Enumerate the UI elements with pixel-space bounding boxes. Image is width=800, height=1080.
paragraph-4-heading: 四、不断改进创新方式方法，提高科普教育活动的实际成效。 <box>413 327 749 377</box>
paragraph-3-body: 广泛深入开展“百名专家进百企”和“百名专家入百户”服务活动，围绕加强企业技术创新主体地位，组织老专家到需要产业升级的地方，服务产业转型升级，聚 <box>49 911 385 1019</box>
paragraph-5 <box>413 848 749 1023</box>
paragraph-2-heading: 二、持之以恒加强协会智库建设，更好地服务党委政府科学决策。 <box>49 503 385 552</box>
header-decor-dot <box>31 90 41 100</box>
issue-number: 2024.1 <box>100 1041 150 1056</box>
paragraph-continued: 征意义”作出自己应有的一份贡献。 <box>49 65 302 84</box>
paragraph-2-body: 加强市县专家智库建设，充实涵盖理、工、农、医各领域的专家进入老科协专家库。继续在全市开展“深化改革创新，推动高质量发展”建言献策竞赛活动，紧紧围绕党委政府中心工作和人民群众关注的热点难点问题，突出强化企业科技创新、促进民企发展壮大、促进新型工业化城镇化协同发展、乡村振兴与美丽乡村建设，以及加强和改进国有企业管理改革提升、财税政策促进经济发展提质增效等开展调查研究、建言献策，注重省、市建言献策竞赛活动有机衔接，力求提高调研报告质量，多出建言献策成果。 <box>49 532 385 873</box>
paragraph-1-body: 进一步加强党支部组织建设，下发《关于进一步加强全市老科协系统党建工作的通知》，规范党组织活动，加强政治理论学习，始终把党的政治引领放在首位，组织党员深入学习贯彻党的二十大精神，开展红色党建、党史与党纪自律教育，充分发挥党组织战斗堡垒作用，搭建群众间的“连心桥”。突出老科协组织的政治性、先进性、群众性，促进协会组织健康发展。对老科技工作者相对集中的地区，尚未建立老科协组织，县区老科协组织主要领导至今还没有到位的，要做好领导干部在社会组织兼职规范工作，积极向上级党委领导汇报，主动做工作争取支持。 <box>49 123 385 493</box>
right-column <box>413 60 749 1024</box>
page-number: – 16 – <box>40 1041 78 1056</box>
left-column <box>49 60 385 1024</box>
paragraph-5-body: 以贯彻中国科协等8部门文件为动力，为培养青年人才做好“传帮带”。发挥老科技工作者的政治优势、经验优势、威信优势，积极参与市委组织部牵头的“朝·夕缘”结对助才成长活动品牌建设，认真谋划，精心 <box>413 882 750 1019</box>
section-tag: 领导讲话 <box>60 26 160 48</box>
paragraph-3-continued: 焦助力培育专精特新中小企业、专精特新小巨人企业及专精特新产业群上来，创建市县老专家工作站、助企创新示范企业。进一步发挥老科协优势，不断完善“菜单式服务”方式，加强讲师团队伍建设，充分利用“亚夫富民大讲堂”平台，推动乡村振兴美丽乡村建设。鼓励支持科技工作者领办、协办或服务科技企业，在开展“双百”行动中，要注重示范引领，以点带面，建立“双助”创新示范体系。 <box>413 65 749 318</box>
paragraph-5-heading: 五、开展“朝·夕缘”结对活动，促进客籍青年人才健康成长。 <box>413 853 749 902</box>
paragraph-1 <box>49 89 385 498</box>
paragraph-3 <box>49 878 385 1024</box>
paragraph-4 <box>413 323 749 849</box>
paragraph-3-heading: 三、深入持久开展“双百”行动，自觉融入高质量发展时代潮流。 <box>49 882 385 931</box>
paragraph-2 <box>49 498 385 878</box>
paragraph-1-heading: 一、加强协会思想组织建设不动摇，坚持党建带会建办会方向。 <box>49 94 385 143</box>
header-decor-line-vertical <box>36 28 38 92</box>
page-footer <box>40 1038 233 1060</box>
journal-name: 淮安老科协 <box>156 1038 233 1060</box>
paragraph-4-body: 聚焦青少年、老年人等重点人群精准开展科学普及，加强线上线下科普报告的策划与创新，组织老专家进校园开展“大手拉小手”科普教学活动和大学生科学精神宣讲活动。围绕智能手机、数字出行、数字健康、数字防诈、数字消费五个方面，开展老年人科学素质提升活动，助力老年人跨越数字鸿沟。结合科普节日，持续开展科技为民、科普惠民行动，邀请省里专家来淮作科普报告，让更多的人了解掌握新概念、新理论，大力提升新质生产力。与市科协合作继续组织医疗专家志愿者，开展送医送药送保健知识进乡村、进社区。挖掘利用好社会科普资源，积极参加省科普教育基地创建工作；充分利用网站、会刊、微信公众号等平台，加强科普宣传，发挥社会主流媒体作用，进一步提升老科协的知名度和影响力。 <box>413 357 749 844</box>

## Your task
Rewrite the data above, changing each occurrence of "paragraph" to "para" and keeping everything else the same.

## Full answer
Enumerate the UI elements with pixel-space bounding boxes. Image is width=800, height=1080.
para-4-heading: 四、不断改进创新方式方法，提高科普教育活动的实际成效。 <box>413 327 749 377</box>
para-3-body: 广泛深入开展“百名专家进百企”和“百名专家入百户”服务活动，围绕加强企业技术创新主体地位，组织老专家到需要产业升级的地方，服务产业转型升级，聚 <box>49 911 385 1019</box>
para-5 <box>413 848 749 1023</box>
para-2-heading: 二、持之以恒加强协会智库建设，更好地服务党委政府科学决策。 <box>49 503 385 552</box>
header-decor-dot <box>31 90 41 100</box>
issue-number: 2024.1 <box>100 1041 150 1056</box>
para-continued: 征意义”作出自己应有的一份贡献。 <box>49 65 302 84</box>
para-2-body: 加强市县专家智库建设，充实涵盖理、工、农、医各领域的专家进入老科协专家库。继续在全市开展“深化改革创新，推动高质量发展”建言献策竞赛活动，紧紧围绕党委政府中心工作和人民群众关注的热点难点问题，突出强化企业科技创新、促进民企发展壮大、促进新型工业化城镇化协同发展、乡村振兴与美丽乡村建设，以及加强和改进国有企业管理改革提升、财税政策促进经济发展提质增效等开展调查研究、建言献策，注重省、市建言献策竞赛活动有机衔接，力求提高调研报告质量，多出建言献策成果。 <box>49 532 385 873</box>
para-1-body: 进一步加强党支部组织建设，下发《关于进一步加强全市老科协系统党建工作的通知》，规范党组织活动，加强政治理论学习，始终把党的政治引领放在首位，组织党员深入学习贯彻党的二十大精神，开展红色党建、党史与党纪自律教育，充分发挥党组织战斗堡垒作用，搭建群众间的“连心桥”。突出老科协组织的政治性、先进性、群众性，促进协会组织健康发展。对老科技工作者相对集中的地区，尚未建立老科协组织，县区老科协组织主要领导至今还没有到位的，要做好领导干部在社会组织兼职规范工作，积极向上级党委领导汇报，主动做工作争取支持。 <box>49 123 385 493</box>
right-column <box>413 60 749 1024</box>
page-number: – 16 – <box>40 1041 78 1056</box>
left-column <box>49 60 385 1024</box>
para-5-body: 以贯彻中国科协等8部门文件为动力，为培养青年人才做好“传帮带”。发挥老科技工作者的政治优势、经验优势、威信优势，积极参与市委组织部牵头的“朝·夕缘”结对助才成长活动品牌建设，认真谋划，精心 <box>413 882 750 1019</box>
section-tag: 领导讲话 <box>60 26 160 48</box>
para-3-continued: 焦助力培育专精特新中小企业、专精特新小巨人企业及专精特新产业群上来，创建市县老专家工作站、助企创新示范企业。进一步发挥老科协优势，不断完善“菜单式服务”方式，加强讲师团队伍建设，充分利用“亚夫富民大讲堂”平台，推动乡村振兴美丽乡村建设。鼓励支持科技工作者领办、协办或服务科技企业，在开展“双百”行动中，要注重示范引领，以点带面，建立“双助”创新示范体系。 <box>413 65 749 318</box>
para-5-heading: 五、开展“朝·夕缘”结对活动，促进客籍青年人才健康成长。 <box>413 853 749 902</box>
para-1 <box>49 89 385 498</box>
para-3 <box>49 878 385 1024</box>
para-4 <box>413 323 749 849</box>
para-3-heading: 三、深入持久开展“双百”行动，自觉融入高质量发展时代潮流。 <box>49 882 385 931</box>
para-2 <box>49 498 385 878</box>
para-1-heading: 一、加强协会思想组织建设不动摇，坚持党建带会建办会方向。 <box>49 94 385 143</box>
header-decor-line-vertical <box>36 28 38 92</box>
page-footer <box>40 1038 233 1060</box>
journal-name: 淮安老科协 <box>156 1038 233 1060</box>
para-4-body: 聚焦青少年、老年人等重点人群精准开展科学普及，加强线上线下科普报告的策划与创新，组织老专家进校园开展“大手拉小手”科普教学活动和大学生科学精神宣讲活动。围绕智能手机、数字出行、数字健康、数字防诈、数字消费五个方面，开展老年人科学素质提升活动，助力老年人跨越数字鸿沟。结合科普节日，持续开展科技为民、科普惠民行动，邀请省里专家来淮作科普报告，让更多的人了解掌握新概念、新理论，大力提升新质生产力。与市科协合作继续组织医疗专家志愿者，开展送医送药送保健知识进乡村、进社区。挖掘利用好社会科普资源，积极参加省科普教育基地创建工作；充分利用网站、会刊、微信公众号等平台，加强科普宣传，发挥社会主流媒体作用，进一步提升老科协的知名度和影响力。 <box>413 357 749 844</box>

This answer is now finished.